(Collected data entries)
====

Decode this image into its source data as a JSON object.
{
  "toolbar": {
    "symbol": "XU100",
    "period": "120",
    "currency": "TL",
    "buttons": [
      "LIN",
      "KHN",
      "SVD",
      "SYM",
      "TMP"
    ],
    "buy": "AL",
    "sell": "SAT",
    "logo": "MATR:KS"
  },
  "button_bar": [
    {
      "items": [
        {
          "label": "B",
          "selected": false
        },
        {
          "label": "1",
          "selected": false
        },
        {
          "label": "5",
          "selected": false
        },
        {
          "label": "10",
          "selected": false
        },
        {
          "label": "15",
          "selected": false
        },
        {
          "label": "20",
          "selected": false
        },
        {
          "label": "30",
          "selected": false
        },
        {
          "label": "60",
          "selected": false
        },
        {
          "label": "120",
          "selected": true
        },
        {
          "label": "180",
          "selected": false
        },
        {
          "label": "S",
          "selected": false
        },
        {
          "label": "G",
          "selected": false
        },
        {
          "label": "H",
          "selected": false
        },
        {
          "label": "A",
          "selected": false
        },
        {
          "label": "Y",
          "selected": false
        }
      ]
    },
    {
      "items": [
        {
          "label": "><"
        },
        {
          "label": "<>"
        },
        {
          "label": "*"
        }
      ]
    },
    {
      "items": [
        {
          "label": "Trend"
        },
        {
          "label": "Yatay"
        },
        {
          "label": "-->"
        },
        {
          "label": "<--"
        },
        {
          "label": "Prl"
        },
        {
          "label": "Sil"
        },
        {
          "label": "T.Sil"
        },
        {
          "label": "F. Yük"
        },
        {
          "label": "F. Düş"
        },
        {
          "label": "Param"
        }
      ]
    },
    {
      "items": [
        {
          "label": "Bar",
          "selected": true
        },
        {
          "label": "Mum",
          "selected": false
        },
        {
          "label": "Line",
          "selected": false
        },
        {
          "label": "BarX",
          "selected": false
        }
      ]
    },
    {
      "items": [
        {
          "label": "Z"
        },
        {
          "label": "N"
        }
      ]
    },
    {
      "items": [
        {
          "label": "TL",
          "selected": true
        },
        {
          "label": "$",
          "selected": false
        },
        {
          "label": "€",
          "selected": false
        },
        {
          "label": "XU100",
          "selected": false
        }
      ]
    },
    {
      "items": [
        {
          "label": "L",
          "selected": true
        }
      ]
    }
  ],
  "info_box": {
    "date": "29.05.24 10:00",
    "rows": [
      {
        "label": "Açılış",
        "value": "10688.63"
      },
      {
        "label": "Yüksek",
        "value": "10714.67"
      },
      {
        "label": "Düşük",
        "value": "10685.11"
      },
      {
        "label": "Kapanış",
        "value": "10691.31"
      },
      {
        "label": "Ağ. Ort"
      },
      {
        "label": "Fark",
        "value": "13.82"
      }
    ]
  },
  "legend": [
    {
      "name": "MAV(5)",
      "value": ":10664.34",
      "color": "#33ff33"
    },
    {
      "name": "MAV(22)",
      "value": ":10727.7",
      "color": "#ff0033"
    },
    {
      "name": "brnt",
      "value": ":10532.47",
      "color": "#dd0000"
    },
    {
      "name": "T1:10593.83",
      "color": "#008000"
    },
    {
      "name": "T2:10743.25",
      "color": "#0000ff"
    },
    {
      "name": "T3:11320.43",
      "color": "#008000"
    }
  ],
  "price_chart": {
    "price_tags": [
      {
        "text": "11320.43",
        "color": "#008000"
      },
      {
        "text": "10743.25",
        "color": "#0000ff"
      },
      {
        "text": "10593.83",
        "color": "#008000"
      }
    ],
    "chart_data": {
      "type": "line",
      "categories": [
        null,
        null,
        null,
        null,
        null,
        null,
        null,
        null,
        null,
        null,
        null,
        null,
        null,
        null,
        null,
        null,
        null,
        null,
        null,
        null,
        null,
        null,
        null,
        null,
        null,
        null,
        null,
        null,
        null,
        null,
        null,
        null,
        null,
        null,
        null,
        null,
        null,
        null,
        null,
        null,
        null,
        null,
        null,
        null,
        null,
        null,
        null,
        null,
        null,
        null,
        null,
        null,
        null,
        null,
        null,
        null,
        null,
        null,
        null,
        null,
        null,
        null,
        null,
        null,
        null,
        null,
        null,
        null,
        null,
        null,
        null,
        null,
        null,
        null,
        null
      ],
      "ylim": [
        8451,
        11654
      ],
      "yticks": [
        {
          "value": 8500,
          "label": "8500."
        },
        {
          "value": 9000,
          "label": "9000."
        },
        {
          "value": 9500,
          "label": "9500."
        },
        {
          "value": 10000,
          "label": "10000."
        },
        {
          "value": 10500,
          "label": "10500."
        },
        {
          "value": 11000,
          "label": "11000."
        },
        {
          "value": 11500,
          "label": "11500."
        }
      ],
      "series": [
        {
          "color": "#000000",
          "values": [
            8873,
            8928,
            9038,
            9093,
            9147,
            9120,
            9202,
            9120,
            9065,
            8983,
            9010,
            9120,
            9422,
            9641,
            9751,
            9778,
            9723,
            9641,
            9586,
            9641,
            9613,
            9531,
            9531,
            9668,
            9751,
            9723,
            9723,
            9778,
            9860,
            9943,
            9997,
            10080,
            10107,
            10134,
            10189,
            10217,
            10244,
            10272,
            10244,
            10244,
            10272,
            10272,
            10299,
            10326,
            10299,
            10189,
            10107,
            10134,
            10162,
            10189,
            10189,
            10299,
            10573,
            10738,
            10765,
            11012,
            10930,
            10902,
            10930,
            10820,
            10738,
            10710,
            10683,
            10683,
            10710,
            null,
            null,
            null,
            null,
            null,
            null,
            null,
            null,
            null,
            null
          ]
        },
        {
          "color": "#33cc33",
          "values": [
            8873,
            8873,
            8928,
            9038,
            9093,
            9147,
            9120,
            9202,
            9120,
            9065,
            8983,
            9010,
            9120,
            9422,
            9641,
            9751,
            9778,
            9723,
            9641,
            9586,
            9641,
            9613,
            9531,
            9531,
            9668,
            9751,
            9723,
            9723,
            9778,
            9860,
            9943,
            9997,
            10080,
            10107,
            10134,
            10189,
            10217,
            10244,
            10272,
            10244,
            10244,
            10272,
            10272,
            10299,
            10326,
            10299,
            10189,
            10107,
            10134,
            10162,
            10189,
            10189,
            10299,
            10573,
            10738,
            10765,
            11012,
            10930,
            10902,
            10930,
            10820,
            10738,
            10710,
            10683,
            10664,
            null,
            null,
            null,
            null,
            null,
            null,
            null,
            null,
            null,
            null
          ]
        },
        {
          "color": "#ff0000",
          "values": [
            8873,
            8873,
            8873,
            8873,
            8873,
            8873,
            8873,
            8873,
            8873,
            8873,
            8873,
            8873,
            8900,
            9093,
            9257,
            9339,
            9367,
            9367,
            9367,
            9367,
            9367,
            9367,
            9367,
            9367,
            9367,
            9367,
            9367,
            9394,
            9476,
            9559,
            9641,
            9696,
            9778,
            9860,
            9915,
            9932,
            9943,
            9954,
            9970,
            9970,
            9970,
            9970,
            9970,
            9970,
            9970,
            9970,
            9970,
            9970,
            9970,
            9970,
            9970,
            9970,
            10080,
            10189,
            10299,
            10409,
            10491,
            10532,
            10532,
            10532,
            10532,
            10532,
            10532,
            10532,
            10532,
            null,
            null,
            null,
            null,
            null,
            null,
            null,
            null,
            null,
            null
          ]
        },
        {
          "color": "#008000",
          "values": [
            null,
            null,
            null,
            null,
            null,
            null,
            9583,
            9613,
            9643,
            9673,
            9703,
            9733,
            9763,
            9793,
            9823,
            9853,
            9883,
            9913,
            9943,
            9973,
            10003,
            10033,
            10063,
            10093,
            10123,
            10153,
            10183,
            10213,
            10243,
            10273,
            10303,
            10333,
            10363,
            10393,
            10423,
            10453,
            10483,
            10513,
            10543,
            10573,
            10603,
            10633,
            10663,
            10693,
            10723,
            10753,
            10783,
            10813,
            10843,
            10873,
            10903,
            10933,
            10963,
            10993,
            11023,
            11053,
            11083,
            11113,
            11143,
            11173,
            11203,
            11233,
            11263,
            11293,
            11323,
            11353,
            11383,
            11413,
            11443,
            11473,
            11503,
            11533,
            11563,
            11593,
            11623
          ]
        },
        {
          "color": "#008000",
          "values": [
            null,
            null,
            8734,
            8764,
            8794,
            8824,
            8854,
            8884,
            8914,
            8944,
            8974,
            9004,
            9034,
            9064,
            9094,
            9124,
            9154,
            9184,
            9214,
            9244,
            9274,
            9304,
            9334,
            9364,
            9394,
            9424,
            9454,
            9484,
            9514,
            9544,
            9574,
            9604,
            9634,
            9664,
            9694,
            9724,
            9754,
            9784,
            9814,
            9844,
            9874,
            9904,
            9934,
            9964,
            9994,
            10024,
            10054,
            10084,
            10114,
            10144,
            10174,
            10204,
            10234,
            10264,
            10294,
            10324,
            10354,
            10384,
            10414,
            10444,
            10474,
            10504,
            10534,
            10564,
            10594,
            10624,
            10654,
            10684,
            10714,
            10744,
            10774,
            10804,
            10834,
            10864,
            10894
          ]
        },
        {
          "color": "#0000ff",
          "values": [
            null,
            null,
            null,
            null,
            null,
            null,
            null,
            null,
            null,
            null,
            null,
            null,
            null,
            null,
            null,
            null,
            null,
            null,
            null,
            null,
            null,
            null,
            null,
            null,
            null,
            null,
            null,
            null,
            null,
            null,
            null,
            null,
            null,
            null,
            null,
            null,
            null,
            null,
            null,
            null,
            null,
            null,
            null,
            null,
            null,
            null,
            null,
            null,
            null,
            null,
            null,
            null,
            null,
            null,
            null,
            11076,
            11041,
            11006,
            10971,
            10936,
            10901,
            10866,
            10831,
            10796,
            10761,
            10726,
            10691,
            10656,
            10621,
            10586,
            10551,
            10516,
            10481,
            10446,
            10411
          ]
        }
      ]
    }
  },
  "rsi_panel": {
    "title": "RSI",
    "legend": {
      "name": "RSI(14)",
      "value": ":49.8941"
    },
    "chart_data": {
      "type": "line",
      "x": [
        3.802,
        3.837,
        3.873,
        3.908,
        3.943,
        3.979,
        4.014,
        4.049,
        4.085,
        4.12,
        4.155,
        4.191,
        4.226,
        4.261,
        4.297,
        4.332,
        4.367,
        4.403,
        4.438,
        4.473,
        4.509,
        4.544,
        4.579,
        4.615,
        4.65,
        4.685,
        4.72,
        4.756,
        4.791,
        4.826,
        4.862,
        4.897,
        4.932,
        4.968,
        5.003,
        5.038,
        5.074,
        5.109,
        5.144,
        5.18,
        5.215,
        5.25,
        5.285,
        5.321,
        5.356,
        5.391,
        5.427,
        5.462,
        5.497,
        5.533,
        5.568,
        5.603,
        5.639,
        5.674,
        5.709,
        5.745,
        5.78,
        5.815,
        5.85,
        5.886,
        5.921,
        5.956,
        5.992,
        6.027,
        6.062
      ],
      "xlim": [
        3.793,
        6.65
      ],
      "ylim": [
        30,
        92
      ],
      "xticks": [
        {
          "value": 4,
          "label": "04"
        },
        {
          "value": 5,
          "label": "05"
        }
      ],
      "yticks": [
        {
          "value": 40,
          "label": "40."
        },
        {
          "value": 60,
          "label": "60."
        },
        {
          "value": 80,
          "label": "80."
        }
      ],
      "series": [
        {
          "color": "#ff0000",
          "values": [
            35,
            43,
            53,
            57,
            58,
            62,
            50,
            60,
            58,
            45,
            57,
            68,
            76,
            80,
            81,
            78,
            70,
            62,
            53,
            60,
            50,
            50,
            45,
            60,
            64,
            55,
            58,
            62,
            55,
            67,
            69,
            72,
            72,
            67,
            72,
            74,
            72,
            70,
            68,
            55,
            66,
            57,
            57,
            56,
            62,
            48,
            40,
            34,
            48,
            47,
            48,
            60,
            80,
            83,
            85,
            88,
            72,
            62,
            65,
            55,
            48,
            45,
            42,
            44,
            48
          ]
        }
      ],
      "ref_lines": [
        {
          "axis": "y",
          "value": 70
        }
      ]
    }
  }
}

====

Instructions for the task: Go through the listing above and report how many of its lines contain the word "name", with only the number as output.

Task solution: 7